EXERCISE OBJECTIVE
Show all lines from the data that include the word "heading".

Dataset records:

•••

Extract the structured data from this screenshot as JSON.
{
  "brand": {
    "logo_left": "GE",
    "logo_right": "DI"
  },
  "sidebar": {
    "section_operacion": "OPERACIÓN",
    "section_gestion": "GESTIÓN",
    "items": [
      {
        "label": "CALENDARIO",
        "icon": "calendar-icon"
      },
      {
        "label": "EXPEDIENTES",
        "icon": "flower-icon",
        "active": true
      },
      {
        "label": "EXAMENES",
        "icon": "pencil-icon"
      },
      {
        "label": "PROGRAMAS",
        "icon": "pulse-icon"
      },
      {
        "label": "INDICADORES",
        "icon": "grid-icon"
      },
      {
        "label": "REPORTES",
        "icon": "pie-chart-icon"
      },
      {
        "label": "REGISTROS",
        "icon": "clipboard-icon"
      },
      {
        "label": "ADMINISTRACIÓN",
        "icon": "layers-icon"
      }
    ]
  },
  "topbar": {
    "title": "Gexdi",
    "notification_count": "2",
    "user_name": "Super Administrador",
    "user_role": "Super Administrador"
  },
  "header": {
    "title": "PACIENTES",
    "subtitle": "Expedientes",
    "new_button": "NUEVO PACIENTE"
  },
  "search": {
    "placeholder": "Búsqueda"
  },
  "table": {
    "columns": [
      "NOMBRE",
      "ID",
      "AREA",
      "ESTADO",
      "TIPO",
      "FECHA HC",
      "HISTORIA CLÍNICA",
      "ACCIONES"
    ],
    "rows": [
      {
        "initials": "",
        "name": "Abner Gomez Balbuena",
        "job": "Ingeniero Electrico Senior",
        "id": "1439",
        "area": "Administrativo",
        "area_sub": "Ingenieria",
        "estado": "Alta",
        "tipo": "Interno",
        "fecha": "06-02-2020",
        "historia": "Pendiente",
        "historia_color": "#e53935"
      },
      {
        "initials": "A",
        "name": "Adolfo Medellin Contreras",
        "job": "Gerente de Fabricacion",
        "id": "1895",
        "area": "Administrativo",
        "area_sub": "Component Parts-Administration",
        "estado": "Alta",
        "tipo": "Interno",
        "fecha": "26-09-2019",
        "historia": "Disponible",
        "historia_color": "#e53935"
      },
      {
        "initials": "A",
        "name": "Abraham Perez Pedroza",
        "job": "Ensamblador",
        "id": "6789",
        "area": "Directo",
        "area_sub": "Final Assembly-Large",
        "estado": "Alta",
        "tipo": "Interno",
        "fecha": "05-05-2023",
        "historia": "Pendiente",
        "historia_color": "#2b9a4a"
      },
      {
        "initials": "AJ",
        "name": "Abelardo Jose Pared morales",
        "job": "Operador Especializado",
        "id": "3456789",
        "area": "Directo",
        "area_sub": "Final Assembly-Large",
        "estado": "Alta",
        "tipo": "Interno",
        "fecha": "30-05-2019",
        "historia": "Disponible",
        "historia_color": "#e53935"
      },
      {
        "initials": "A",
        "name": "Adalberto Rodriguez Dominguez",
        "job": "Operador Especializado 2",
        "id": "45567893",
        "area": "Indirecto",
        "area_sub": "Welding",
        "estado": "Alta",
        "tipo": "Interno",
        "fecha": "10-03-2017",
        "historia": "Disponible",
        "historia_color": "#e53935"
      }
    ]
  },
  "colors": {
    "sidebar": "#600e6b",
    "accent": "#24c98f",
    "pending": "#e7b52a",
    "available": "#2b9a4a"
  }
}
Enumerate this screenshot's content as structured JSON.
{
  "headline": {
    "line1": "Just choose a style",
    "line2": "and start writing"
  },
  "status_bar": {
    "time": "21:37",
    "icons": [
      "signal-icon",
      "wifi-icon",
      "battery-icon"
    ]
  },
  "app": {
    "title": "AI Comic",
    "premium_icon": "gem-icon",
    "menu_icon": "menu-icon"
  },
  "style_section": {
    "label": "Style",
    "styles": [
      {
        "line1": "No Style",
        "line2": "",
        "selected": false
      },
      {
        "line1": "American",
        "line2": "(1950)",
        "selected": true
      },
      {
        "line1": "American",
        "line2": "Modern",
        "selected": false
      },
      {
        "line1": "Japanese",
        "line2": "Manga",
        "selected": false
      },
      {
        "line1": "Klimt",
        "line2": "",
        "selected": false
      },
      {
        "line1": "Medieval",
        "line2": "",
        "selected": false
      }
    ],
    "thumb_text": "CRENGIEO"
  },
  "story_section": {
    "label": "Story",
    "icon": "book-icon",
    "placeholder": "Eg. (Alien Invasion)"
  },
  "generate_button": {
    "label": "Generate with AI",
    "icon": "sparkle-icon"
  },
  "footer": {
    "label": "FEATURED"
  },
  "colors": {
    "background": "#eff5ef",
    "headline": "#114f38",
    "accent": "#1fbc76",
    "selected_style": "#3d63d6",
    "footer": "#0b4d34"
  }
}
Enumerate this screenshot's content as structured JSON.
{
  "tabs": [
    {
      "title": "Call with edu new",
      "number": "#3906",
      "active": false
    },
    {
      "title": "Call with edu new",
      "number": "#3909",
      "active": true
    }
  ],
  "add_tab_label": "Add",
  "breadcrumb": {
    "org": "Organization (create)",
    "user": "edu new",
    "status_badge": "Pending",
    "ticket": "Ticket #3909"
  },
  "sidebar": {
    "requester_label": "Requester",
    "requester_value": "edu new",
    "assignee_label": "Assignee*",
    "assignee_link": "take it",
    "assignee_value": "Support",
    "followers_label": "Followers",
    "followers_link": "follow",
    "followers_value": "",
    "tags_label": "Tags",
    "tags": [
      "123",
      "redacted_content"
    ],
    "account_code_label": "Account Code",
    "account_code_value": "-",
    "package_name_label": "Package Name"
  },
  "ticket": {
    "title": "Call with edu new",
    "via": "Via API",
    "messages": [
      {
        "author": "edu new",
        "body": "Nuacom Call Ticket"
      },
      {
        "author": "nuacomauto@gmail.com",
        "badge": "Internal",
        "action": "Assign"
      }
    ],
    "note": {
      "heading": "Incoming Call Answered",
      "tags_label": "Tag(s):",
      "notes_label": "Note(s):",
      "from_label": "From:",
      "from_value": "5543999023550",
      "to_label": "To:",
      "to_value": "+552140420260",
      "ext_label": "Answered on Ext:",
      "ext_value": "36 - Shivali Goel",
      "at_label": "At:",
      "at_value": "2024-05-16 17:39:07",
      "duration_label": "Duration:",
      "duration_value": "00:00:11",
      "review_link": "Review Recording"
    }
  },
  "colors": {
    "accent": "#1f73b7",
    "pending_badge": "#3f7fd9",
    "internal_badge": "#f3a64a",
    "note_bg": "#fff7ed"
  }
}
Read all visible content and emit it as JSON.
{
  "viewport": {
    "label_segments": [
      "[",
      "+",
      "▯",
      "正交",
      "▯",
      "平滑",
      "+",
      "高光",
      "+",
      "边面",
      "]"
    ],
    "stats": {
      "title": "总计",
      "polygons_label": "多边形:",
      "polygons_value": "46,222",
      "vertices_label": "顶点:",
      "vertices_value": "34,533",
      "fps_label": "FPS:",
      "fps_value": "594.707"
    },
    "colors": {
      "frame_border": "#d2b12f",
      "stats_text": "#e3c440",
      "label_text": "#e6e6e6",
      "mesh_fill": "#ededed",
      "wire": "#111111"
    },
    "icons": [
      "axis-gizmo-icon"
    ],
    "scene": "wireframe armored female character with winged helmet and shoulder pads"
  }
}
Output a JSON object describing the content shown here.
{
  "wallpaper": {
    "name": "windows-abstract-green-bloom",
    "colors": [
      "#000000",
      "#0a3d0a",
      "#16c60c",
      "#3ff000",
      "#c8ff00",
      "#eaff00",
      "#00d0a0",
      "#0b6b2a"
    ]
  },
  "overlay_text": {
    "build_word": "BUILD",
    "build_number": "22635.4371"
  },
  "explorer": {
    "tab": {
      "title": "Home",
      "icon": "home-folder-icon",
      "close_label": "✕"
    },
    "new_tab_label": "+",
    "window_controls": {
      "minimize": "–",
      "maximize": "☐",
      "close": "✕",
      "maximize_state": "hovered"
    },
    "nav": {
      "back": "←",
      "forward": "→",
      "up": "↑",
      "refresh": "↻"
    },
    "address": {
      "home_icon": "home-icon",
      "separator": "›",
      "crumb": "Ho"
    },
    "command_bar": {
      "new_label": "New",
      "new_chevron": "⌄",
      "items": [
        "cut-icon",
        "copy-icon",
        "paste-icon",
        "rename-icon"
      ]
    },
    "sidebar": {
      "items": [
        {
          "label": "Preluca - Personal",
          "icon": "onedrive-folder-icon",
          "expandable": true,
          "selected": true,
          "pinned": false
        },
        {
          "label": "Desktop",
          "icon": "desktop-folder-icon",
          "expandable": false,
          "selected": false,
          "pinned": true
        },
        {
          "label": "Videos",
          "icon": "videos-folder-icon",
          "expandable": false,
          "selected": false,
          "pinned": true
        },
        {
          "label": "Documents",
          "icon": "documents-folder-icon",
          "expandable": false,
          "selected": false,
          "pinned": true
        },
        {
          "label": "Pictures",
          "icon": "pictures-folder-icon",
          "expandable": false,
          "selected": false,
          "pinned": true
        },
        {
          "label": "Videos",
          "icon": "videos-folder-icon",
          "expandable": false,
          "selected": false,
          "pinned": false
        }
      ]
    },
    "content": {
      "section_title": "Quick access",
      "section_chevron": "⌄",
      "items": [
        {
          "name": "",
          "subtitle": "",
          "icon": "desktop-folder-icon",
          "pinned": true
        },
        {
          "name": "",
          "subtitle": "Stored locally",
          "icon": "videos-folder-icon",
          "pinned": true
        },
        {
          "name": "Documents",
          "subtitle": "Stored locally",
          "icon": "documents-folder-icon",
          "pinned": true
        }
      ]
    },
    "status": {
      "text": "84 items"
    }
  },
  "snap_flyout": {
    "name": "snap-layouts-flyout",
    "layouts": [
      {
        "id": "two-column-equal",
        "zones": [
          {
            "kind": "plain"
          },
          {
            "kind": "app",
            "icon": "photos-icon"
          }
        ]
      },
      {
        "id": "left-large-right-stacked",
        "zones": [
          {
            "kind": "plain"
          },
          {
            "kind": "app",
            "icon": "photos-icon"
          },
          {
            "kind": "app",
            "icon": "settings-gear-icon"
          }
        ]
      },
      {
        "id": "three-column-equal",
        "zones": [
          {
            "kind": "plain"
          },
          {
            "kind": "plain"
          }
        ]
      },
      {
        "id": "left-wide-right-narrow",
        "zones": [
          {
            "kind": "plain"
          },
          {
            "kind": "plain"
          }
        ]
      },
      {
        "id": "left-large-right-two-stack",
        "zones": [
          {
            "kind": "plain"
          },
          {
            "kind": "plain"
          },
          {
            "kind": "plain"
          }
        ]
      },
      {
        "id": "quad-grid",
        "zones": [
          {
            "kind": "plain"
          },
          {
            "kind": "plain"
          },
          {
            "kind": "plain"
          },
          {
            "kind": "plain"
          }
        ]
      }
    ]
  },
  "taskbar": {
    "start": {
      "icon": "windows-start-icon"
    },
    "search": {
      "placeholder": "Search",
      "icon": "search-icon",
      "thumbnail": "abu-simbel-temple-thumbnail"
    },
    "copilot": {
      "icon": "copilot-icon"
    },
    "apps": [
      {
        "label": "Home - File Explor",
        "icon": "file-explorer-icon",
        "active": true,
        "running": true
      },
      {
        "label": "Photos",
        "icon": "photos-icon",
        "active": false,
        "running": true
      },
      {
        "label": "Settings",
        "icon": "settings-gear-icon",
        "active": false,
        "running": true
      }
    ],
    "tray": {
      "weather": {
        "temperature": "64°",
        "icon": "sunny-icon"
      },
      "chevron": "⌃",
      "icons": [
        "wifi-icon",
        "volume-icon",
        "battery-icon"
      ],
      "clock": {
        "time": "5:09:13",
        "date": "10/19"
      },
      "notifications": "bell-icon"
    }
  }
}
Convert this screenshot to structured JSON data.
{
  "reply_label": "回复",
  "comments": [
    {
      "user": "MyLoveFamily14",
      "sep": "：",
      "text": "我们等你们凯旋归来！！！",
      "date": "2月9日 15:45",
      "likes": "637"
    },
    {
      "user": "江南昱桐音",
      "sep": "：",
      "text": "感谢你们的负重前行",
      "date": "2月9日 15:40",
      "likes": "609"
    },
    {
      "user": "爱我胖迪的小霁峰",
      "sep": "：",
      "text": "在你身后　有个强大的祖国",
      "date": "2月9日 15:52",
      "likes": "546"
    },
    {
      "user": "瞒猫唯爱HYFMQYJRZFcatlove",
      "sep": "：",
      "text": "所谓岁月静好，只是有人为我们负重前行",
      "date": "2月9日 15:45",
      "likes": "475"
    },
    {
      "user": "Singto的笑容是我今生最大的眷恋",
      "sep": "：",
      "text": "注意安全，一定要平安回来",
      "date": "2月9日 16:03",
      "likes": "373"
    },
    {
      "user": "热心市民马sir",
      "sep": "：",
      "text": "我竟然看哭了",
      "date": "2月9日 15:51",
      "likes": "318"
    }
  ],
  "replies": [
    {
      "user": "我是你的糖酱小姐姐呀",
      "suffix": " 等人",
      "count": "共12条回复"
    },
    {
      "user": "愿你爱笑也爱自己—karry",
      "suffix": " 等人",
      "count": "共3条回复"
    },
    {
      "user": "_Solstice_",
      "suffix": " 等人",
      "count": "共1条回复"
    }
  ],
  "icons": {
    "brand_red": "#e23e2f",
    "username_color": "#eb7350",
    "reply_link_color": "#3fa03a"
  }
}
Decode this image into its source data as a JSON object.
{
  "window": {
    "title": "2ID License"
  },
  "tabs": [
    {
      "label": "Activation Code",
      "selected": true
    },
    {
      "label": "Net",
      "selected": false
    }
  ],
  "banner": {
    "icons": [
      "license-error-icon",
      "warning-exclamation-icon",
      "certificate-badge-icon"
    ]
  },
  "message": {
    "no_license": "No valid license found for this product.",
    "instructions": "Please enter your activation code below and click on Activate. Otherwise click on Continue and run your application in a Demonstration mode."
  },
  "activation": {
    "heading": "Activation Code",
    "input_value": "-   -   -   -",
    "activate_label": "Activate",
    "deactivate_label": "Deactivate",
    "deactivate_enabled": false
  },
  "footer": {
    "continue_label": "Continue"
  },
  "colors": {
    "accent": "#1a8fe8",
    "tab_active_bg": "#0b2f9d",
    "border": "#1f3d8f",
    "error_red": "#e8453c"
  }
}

•••

COMPLETE OUTPUT
      "heading": "Incoming Call Answered",
    "heading": "Activation Code",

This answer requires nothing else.